Required task
Reproduce the material verbatim from the line containing "Enumerate the UI" through the line containing "footer-ip: DTCP-IP 4.6", inclusive.

Exercise data
====

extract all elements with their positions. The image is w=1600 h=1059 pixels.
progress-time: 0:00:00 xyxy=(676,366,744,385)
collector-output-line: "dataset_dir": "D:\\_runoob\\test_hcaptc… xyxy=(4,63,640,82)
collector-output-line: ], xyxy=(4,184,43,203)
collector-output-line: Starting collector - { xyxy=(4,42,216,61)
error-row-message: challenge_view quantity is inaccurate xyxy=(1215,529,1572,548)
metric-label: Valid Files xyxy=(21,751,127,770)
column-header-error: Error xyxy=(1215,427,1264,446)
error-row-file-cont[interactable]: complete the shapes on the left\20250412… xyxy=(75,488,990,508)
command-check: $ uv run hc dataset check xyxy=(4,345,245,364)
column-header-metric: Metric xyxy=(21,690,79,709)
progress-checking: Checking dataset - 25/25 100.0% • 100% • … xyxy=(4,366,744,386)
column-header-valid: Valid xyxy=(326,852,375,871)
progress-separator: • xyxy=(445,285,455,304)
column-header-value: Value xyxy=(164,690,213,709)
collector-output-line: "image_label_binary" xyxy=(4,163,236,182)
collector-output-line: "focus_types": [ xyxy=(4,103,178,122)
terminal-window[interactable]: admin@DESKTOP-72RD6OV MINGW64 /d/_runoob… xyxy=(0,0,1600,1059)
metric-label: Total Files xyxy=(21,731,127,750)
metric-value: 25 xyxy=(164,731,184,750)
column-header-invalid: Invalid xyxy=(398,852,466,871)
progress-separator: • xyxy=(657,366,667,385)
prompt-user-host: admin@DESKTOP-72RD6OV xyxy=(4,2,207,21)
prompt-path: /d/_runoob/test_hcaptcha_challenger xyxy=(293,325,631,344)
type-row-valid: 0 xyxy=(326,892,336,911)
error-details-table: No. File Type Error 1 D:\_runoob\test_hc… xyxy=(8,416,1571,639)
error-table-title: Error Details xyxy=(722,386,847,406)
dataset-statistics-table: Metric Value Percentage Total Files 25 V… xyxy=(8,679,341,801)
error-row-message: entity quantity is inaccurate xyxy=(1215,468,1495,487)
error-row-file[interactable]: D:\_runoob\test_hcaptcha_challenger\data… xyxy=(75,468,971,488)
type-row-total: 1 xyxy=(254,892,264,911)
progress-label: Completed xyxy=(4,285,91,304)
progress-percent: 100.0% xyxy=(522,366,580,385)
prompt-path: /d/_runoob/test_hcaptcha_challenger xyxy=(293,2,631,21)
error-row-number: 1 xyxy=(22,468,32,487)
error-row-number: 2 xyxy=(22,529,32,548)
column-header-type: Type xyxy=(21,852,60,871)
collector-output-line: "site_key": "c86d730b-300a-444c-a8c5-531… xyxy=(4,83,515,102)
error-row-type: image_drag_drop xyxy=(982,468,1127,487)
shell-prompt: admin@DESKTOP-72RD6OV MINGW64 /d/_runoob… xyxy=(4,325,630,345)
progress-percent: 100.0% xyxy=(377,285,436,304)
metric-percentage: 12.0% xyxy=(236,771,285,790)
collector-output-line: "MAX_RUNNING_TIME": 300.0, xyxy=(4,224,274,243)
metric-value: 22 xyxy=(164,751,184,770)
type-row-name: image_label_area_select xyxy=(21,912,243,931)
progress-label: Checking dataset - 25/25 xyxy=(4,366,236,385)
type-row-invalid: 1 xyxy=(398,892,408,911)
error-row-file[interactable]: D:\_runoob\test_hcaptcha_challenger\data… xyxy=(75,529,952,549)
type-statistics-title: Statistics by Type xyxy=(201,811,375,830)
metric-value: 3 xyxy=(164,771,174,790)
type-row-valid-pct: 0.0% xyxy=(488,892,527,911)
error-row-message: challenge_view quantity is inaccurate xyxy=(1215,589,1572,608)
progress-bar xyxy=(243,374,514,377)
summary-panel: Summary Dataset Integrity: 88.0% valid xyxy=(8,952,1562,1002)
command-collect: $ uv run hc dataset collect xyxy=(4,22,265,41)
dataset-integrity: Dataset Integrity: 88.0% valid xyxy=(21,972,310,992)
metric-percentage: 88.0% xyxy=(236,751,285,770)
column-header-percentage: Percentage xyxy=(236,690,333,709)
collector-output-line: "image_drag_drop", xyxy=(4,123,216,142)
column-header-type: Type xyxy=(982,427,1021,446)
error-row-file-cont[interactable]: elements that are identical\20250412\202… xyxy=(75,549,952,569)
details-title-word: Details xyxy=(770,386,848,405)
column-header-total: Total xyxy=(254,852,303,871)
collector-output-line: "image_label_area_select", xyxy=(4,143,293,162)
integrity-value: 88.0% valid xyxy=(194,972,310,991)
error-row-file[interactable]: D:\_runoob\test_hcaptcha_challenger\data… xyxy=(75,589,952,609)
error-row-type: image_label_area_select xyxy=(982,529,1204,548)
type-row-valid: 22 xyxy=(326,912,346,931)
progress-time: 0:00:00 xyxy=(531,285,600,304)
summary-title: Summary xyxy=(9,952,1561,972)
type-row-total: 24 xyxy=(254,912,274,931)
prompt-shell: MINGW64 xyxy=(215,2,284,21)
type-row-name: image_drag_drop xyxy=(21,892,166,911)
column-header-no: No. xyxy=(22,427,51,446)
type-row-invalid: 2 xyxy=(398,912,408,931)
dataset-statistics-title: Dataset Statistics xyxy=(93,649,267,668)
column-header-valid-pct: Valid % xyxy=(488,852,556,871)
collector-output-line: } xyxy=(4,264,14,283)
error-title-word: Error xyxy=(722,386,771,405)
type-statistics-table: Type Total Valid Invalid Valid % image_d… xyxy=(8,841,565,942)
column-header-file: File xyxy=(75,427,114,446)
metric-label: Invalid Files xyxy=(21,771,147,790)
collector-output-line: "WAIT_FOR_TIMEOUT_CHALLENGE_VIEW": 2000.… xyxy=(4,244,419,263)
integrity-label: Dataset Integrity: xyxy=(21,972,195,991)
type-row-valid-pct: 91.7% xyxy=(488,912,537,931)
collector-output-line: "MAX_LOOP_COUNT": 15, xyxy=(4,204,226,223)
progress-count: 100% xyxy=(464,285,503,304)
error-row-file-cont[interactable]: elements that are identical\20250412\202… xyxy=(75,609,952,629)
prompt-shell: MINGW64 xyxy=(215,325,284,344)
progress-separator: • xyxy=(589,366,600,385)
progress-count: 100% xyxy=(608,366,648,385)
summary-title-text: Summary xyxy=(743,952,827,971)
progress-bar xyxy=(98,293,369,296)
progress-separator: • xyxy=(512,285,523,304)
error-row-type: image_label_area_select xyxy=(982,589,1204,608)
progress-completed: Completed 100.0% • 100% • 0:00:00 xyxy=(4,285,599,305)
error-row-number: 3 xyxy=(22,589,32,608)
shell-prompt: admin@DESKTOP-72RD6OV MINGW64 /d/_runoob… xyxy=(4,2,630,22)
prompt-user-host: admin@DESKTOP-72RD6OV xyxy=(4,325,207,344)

====

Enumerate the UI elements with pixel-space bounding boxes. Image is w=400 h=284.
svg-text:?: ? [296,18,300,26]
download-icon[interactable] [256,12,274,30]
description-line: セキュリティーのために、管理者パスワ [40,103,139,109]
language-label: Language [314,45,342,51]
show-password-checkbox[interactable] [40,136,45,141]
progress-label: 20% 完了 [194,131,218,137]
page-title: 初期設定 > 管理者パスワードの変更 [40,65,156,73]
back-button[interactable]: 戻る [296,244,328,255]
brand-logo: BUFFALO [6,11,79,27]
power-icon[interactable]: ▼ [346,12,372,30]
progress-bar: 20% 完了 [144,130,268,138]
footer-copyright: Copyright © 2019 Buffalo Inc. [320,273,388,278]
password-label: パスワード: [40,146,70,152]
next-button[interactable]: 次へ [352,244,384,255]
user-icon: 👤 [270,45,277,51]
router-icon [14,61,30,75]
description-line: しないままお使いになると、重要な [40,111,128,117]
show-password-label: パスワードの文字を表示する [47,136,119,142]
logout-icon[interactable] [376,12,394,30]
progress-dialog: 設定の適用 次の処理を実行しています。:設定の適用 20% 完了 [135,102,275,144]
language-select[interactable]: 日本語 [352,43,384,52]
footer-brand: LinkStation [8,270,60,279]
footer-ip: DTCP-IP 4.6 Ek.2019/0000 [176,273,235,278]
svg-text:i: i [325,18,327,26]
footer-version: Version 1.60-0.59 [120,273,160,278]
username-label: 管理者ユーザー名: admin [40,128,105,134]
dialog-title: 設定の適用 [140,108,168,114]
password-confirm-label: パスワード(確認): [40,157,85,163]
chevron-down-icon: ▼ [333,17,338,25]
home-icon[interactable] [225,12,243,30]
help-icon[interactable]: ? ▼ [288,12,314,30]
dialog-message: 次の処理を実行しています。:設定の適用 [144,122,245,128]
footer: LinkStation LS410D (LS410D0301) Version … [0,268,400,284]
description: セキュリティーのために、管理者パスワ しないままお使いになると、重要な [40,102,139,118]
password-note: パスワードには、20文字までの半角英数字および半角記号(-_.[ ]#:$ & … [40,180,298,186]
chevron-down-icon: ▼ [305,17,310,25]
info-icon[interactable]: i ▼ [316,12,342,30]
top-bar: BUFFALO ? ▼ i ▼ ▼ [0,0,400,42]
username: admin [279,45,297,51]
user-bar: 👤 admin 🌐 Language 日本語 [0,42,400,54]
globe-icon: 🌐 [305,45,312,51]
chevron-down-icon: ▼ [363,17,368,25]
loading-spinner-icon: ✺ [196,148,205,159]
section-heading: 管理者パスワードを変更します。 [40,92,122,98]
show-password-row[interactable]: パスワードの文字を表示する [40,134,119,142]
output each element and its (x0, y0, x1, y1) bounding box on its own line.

====

Answer to this exercise
Enumerate the UI elements with pixel-space bounding boxes. Image is w=400 h=284.
svg-text:?: ? [296,18,300,26]
download-icon[interactable] [256,12,274,30]
description-line: セキュリティーのために、管理者パスワ [40,103,139,109]
language-label: Language [314,45,342,51]
show-password-checkbox[interactable] [40,136,45,141]
progress-label: 20% 完了 [194,131,218,137]
page-title: 初期設定 > 管理者パスワードの変更 [40,65,156,73]
back-button[interactable]: 戻る [296,244,328,255]
brand-logo: BUFFALO [6,11,79,27]
power-icon[interactable]: ▼ [346,12,372,30]
progress-bar: 20% 完了 [144,130,268,138]
footer-copyright: Copyright © 2019 Buffalo Inc. [320,273,388,278]
password-label: パスワード: [40,146,70,152]
next-button[interactable]: 次へ [352,244,384,255]
user-icon: 👤 [270,45,277,51]
router-icon [14,61,30,75]
description-line: しないままお使いになると、重要な [40,111,128,117]
show-password-label: パスワードの文字を表示する [47,136,119,142]
logout-icon[interactable] [376,12,394,30]
progress-dialog: 設定の適用 次の処理を実行しています。:設定の適用 20% 完了 [135,102,275,144]
language-select[interactable]: 日本語 [352,43,384,52]
footer-brand: LinkStation [8,270,60,279]
footer-ip: DTCP-IP 4.6 Ek.2019/0000 [176,273,235,278]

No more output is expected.